* [DATASET ROWS]
"""

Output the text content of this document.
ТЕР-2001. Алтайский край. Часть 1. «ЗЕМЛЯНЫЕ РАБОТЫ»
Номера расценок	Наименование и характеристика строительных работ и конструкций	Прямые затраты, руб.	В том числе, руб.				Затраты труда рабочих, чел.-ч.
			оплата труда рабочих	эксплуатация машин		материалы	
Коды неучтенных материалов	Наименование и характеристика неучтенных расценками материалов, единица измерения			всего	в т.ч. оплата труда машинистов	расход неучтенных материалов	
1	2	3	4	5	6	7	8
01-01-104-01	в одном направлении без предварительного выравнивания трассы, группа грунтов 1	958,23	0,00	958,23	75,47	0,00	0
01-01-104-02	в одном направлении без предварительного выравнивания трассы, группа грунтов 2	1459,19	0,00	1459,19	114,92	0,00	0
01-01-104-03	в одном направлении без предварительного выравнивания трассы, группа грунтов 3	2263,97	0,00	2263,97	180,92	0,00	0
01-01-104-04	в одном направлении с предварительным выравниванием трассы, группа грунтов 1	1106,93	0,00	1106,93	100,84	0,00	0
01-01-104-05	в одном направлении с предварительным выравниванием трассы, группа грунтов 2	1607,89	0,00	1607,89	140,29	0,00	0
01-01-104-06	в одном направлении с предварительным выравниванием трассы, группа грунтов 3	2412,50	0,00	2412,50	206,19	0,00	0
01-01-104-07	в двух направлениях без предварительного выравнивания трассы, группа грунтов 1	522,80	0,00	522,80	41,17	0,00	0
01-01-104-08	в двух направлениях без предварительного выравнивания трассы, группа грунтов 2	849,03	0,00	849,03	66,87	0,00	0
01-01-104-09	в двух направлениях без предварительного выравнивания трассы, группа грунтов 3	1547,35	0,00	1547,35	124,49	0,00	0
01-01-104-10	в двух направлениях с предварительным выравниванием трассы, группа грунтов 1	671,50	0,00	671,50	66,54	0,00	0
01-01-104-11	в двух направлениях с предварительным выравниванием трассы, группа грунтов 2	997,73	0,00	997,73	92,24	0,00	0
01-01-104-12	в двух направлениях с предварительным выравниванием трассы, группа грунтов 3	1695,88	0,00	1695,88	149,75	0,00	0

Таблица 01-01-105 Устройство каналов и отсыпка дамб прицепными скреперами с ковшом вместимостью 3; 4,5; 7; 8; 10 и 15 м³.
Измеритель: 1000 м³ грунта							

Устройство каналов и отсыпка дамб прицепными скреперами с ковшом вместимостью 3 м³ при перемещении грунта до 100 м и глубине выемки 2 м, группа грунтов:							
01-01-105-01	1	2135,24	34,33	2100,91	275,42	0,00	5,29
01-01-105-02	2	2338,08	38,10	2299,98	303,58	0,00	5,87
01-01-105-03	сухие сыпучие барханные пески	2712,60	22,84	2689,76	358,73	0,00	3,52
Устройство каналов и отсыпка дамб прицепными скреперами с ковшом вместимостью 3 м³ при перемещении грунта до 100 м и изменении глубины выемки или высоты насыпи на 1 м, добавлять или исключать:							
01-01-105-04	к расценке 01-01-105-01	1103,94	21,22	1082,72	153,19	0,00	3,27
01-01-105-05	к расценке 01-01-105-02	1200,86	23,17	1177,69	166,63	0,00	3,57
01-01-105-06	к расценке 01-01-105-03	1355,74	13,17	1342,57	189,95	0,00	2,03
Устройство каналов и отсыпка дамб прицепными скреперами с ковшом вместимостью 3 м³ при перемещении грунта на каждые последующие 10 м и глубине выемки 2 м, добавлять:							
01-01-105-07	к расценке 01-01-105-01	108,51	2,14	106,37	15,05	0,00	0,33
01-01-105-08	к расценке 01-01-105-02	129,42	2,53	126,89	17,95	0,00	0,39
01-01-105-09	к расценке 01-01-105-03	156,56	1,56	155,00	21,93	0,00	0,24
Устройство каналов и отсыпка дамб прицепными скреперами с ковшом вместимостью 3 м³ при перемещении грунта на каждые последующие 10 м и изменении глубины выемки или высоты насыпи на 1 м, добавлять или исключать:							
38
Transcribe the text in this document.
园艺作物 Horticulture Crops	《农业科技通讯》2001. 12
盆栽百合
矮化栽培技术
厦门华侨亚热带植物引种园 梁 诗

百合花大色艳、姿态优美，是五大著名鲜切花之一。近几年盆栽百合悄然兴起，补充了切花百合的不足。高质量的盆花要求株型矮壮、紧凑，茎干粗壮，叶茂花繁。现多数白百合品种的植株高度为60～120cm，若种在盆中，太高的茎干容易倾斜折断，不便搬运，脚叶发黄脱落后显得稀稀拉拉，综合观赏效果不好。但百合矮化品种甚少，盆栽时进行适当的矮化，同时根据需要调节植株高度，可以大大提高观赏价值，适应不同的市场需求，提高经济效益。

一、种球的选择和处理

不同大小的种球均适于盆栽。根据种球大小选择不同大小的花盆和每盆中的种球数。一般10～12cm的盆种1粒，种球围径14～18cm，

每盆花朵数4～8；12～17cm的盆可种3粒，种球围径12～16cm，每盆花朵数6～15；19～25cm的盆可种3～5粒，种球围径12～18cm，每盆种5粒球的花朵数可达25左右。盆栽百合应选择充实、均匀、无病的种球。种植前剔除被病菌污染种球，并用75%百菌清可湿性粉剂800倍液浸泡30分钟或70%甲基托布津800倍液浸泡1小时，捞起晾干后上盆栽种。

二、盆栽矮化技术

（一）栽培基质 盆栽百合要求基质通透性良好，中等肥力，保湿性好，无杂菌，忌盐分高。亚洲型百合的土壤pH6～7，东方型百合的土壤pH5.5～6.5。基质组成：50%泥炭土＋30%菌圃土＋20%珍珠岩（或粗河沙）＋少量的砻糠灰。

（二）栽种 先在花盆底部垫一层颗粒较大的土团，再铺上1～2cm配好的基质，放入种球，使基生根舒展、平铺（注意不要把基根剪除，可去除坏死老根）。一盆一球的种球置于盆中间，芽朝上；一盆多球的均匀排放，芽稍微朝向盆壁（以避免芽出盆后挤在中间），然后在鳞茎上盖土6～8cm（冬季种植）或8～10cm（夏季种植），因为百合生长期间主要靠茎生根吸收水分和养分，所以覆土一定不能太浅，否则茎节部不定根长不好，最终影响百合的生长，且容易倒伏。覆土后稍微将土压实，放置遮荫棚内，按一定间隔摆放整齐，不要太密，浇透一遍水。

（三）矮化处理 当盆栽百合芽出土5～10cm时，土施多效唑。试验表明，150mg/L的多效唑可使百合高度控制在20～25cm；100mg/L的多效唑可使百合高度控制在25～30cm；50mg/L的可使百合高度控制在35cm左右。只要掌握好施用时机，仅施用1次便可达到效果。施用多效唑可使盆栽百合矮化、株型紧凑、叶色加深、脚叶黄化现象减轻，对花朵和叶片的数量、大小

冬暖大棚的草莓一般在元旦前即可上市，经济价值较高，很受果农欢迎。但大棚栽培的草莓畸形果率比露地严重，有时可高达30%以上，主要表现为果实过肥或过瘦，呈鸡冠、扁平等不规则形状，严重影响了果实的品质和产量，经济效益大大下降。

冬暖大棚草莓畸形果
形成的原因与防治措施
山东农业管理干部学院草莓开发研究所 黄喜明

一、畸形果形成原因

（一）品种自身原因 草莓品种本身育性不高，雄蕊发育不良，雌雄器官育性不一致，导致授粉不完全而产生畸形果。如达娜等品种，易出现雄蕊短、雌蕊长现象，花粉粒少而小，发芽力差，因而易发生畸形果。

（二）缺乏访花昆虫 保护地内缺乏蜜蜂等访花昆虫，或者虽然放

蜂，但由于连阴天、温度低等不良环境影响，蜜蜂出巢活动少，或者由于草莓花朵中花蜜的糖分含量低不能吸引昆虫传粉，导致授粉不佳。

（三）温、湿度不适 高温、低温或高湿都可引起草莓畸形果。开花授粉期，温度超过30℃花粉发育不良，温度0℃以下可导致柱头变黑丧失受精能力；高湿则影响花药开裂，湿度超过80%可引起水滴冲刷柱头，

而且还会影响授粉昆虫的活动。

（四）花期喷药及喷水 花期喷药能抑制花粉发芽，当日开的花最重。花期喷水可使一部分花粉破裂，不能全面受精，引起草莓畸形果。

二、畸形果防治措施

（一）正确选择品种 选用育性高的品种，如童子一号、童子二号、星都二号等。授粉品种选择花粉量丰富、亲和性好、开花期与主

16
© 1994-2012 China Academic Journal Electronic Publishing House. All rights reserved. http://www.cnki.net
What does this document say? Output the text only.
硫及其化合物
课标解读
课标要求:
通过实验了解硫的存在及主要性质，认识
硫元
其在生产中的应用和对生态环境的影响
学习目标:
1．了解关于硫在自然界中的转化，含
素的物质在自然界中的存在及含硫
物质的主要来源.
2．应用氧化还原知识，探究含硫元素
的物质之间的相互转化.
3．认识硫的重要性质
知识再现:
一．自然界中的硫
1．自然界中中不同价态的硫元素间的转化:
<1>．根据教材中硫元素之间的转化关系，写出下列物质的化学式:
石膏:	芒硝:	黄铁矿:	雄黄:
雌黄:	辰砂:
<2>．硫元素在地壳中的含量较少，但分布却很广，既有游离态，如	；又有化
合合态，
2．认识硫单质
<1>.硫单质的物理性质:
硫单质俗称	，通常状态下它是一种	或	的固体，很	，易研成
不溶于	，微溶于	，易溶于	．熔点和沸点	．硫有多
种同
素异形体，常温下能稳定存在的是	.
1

"""

* [WHAT YOU HAVE TO DO] Reproduce exactly the lines from the one with "What does this" through the end of the entries above, both ends included.

* [CORRECT RESULT]
What does this document say? Output the text only.
硫及其化合物
课标解读
课标要求:
通过实验了解硫的存在及主要性质，认识
硫元
其在生产中的应用和对生态环境的影响
学习目标:
1．了解关于硫在自然界中的转化，含
素的物质在自然界中的存在及含硫
物质的主要来源.
2．应用氧化还原知识，探究含硫元素
的物质之间的相互转化.
3．认识硫的重要性质
知识再现:
一．自然界中的硫
1．自然界中中不同价态的硫元素间的转化:
<1>．根据教材中硫元素之间的转化关系，写出下列物质的化学式:
石膏:	芒硝:	黄铁矿:	雄黄:
雌黄:	辰砂:
<2>．硫元素在地壳中的含量较少，但分布却很广，既有游离态，如	；又有化
合合态，
2．认识硫单质
<1>.硫单质的物理性质:
硫单质俗称	，通常状态下它是一种	或	的固体，很	，易研成
不溶于	，微溶于	，易溶于	．熔点和沸点	．硫有多
种同
素异形体，常温下能稳定存在的是	.
1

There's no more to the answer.